Give back all the data exactly, line by line.

Data excerpts:
================================

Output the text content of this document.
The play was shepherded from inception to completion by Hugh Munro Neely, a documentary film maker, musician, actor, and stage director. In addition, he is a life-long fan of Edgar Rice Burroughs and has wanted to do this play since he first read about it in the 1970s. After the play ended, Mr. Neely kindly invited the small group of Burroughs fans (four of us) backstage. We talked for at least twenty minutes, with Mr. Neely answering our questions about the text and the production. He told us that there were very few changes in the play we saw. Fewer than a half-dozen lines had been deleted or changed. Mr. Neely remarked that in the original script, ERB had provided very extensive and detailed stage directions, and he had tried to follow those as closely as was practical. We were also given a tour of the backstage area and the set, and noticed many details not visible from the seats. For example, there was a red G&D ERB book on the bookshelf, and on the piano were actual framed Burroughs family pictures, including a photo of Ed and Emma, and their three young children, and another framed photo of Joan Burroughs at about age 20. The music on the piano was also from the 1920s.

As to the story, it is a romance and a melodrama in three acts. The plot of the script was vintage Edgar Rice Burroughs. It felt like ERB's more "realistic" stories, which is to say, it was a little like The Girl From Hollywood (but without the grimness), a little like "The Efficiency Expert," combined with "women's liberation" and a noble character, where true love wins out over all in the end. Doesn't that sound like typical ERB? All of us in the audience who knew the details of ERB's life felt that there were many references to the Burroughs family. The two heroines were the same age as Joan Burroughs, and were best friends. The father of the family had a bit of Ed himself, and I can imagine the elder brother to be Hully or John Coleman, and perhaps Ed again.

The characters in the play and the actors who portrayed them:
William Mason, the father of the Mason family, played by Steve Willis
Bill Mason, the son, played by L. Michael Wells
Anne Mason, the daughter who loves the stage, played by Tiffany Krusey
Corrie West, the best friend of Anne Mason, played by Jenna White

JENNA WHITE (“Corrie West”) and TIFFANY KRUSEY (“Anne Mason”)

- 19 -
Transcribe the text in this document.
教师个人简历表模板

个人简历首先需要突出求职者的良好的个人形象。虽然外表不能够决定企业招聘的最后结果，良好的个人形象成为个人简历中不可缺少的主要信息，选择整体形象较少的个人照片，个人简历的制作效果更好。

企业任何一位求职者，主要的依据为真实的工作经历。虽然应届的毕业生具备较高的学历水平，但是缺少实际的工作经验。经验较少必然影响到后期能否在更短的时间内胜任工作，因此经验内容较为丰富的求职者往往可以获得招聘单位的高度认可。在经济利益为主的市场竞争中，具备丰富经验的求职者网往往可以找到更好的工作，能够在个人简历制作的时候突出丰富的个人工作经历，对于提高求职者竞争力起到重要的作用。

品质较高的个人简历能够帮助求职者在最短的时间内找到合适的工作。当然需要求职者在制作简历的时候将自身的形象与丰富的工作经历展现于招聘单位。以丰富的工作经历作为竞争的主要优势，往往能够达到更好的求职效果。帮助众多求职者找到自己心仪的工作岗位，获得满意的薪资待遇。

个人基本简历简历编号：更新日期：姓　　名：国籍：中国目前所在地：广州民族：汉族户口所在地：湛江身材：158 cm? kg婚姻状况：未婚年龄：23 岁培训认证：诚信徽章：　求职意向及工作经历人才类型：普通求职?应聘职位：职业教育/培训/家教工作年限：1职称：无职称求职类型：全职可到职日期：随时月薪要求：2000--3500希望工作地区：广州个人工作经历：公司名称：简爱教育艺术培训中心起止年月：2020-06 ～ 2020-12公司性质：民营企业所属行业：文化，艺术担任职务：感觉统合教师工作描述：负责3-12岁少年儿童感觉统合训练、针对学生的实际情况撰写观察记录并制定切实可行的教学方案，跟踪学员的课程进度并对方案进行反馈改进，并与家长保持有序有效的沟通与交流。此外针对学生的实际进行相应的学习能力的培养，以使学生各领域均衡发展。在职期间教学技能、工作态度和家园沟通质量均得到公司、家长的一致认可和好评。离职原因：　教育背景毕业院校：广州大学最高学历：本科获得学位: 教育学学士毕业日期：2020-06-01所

================================

EXERCISE RESPONSE:
Output the text content of this document.
The play was shepherded from inception to completion by Hugh Munro Neely, a documentary film maker, musician, actor, and stage director. In addition, he is a life-long fan of Edgar Rice Burroughs and has wanted to do this play since he first read about it in the 1970s. After the play ended, Mr. Neely kindly invited the small group of Burroughs fans (four of us) backstage. We talked for at least twenty minutes, with Mr. Neely answering our questions about the text and the production. He told us that there were very few changes in the play we saw. Fewer than a half-dozen lines had been deleted or changed. Mr. Neely remarked that in the original script, ERB had provided very extensive and detailed stage directions, and he had tried to follow those as closely as was practical. We were also given a tour of the backstage area and the set, and noticed many details not visible from the seats. For example, there was a red G&D ERB book on the bookshelf, and on the piano were actual framed Burroughs family pictures, including a photo of Ed and Emma, and their three young children, and another framed photo of Joan Burroughs at about age 20. The music on the piano was also from the 1920s.

As to the story, it is a romance and a melodrama in three acts. The plot of the script was vintage Edgar Rice Burroughs. It felt like ERB's more "realistic" stories, which is to say, it was a little like The Girl From Hollywood (but without the grimness), a little like "The Efficiency Expert," combined with "women's liberation" and a noble character, where true love wins out over all in the end. Doesn't that sound like typical ERB? All of us in the audience who knew the details of ERB's life felt that there were many references to the Burroughs family. The two heroines were the same age as Joan Burroughs, and were best friends. The father of the family had a bit of Ed himself, and I can imagine the elder brother to be Hully or John Coleman, and perhaps Ed again.

The characters in the play and the actors who portrayed them:
William Mason, the father of the Mason family, played by Steve Willis
Bill Mason, the son, played by L. Michael Wells
Anne Mason, the daughter who loves the stage, played by Tiffany Krusey
Corrie West, the best friend of Anne Mason, played by Jenna White

JENNA WHITE (“Corrie West”) and TIFFANY KRUSEY (“Anne Mason”)

- 19 -
Transcribe the text in this document.
教师个人简历表模板

个人简历首先需要突出求职者的良好的个人形象。虽然外表不能够决定企业招聘的最后结果，良好的个人形象成为个人简历中不可缺少的主要信息，选择整体形象较少的个人照片，个人简历的制作效果更好。

企业任何一位求职者，主要的依据为真实的工作经历。虽然应届的毕业生具备较高的学历水平，但是缺少实际的工作经验。经验较少必然影响到后期能否在更短的时间内胜任工作，因此经验内容较为丰富的求职者往往可以获得招聘单位的高度认可。在经济利益为主的市场竞争中，具备丰富经验的求职者网往往可以找到更好的工作，能够在个人简历制作的时候突出丰富的个人工作经历，对于提高求职者竞争力起到重要的作用。

品质较高的个人简历能够帮助求职者在最短的时间内找到合适的工作。当然需要求职者在制作简历的时候将自身的形象与丰富的工作经历展现于招聘单位。以丰富的工作经历作为竞争的主要优势，往往能够达到更好的求职效果。帮助众多求职者找到自己心仪的工作岗位，获得满意的薪资待遇。

个人基本简历简历编号：更新日期：姓　　名：国籍：中国目前所在地：广州民族：汉族户口所在地：湛江身材：158 cm? kg婚姻状况：未婚年龄：23 岁培训认证：诚信徽章：　求职意向及工作经历人才类型：普通求职?应聘职位：职业教育/培训/家教工作年限：1职称：无职称求职类型：全职可到职日期：随时月薪要求：2000--3500希望工作地区：广州个人工作经历：公司名称：简爱教育艺术培训中心起止年月：2020-06 ～ 2020-12公司性质：民营企业所属行业：文化，艺术担任职务：感觉统合教师工作描述：负责3-12岁少年儿童感觉统合训练、针对学生的实际情况撰写观察记录并制定切实可行的教学方案，跟踪学员的课程进度并对方案进行反馈改进，并与家长保持有序有效的沟通与交流。此外针对学生的实际进行相应的学习能力的培养，以使学生各领域均衡发展。在职期间教学技能、工作态度和家园沟通质量均得到公司、家长的一致认可和好评。离职原因：　教育背景毕业院校：广州大学最高学历：本科获得学位: 教育学学士毕业日期：2020-06-01所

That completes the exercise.